_SUPPLIED MATERIAL_
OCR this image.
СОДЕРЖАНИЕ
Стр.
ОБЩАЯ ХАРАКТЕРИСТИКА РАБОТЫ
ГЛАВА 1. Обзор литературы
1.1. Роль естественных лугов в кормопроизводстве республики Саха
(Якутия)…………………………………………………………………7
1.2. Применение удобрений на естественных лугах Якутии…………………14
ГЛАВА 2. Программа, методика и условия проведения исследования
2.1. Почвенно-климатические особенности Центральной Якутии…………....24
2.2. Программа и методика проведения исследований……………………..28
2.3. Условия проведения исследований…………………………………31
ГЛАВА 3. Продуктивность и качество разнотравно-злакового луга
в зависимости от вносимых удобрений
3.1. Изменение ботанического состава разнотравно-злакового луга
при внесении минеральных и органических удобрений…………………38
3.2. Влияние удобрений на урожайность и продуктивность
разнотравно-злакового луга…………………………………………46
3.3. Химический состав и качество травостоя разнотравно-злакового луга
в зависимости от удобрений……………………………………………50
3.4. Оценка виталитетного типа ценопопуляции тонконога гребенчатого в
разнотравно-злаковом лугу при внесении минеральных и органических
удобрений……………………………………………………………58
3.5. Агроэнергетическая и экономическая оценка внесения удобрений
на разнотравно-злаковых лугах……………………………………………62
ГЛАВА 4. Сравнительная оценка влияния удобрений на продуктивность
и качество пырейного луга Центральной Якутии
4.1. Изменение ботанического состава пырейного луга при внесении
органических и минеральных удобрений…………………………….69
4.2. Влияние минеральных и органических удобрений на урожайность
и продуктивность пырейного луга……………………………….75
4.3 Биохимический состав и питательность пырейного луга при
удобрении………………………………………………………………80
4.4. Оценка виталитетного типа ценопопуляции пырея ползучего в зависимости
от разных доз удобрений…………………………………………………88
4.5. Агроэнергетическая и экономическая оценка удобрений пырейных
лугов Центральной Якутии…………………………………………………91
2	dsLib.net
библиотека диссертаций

_TASK DETAILS_
Check each line above for the string "состава", then copy the ones that have it.

_EXERCISE RESULT_
3.1. Изменение ботанического состава разнотравно-злакового луга
4.1. Изменение ботанического состава пырейного луга при внесении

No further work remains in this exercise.